Set task
From the entries below, copy every line holding the word "propertyTemplate".

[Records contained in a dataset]
_ _ _ _ _
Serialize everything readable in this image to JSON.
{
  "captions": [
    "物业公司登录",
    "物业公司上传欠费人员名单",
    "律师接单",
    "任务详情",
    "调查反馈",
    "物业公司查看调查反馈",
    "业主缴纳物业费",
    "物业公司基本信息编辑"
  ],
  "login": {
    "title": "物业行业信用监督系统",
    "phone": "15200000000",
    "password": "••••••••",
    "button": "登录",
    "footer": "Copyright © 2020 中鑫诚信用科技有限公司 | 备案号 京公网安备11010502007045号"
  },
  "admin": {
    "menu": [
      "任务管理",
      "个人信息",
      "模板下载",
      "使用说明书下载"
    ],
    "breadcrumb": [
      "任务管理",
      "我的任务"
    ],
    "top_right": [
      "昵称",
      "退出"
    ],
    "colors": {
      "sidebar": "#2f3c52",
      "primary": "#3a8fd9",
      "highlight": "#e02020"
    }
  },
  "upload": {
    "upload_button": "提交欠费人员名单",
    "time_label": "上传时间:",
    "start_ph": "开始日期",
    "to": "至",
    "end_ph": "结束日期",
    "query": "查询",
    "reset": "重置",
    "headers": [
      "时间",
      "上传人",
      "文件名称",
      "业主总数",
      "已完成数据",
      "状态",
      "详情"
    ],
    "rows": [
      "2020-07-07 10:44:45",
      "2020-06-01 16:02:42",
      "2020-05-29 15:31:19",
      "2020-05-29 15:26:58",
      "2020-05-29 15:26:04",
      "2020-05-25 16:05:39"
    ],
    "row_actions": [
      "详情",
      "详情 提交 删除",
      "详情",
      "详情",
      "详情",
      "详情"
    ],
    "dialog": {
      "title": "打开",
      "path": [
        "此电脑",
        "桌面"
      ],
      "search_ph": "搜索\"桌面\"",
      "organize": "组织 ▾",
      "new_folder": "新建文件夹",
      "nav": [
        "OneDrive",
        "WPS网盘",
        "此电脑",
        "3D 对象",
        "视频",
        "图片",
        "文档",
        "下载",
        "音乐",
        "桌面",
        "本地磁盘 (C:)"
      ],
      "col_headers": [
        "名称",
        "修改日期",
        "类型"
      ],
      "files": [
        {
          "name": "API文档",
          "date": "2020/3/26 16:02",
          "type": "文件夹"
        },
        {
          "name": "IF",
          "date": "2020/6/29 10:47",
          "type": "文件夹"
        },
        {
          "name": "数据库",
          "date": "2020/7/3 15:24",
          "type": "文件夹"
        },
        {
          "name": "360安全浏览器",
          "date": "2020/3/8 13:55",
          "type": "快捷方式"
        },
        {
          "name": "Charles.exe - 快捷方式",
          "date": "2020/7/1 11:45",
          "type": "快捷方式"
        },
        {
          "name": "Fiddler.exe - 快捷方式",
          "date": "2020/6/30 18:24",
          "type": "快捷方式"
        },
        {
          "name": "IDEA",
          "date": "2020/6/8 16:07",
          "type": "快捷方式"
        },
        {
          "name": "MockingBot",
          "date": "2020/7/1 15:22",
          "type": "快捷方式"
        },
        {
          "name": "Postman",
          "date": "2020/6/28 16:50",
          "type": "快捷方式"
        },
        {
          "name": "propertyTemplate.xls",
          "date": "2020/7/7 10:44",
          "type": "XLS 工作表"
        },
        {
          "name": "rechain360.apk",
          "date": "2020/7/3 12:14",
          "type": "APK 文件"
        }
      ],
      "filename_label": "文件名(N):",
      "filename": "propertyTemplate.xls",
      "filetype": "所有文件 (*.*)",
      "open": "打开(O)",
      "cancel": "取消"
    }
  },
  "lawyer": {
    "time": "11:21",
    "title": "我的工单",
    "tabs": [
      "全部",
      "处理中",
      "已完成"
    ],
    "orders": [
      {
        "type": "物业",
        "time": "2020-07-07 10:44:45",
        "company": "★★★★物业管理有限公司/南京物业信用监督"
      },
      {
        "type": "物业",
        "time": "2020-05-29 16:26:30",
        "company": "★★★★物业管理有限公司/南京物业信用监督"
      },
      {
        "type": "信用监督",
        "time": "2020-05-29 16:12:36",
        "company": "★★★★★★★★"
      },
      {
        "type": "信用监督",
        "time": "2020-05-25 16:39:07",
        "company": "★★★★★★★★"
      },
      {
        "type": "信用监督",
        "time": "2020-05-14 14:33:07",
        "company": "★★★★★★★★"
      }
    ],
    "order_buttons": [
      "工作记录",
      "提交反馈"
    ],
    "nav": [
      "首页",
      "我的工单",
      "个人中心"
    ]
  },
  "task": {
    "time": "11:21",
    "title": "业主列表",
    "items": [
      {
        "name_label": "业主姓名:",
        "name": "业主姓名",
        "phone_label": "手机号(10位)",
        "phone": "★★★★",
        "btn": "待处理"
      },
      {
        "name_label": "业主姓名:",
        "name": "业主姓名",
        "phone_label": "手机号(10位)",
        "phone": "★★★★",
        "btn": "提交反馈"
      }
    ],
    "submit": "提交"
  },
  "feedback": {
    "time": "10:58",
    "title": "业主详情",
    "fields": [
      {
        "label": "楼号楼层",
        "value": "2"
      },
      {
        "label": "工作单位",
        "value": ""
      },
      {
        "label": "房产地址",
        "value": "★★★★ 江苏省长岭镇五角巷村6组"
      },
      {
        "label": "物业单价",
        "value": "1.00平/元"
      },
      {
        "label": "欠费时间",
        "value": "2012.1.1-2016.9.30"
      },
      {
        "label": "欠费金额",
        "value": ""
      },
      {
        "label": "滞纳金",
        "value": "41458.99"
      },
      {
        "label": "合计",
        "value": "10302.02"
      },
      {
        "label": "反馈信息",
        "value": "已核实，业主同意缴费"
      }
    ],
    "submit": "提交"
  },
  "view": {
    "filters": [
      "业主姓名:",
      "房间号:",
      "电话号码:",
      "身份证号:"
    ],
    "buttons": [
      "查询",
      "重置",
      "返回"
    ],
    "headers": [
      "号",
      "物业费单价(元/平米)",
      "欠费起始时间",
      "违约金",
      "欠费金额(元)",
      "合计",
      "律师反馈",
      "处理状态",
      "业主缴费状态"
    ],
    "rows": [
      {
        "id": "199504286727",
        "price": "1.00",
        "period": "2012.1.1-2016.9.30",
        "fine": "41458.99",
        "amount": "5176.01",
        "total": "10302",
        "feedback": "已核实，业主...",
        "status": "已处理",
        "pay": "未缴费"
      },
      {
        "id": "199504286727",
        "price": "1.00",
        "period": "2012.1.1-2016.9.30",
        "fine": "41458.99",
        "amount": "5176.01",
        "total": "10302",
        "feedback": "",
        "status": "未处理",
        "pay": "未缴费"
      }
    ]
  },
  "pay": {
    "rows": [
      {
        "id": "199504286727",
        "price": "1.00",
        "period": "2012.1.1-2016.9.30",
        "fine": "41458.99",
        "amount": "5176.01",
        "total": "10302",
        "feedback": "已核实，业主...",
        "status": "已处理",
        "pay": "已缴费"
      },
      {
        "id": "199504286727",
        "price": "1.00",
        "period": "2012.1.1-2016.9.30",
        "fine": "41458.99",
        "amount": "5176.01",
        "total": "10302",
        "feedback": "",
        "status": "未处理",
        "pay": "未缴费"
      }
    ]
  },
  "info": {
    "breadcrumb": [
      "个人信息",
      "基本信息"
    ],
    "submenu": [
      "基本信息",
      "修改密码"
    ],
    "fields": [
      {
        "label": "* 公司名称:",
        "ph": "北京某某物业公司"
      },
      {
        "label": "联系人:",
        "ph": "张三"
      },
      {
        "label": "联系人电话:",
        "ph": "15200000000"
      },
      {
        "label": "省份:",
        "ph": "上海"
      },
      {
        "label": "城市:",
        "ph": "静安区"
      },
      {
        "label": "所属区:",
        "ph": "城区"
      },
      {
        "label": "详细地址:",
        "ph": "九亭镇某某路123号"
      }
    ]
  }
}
_ _ _ _ _
Task result
          "name": "propertyTemplate.xls",
      "filename": "propertyTemplate.xls",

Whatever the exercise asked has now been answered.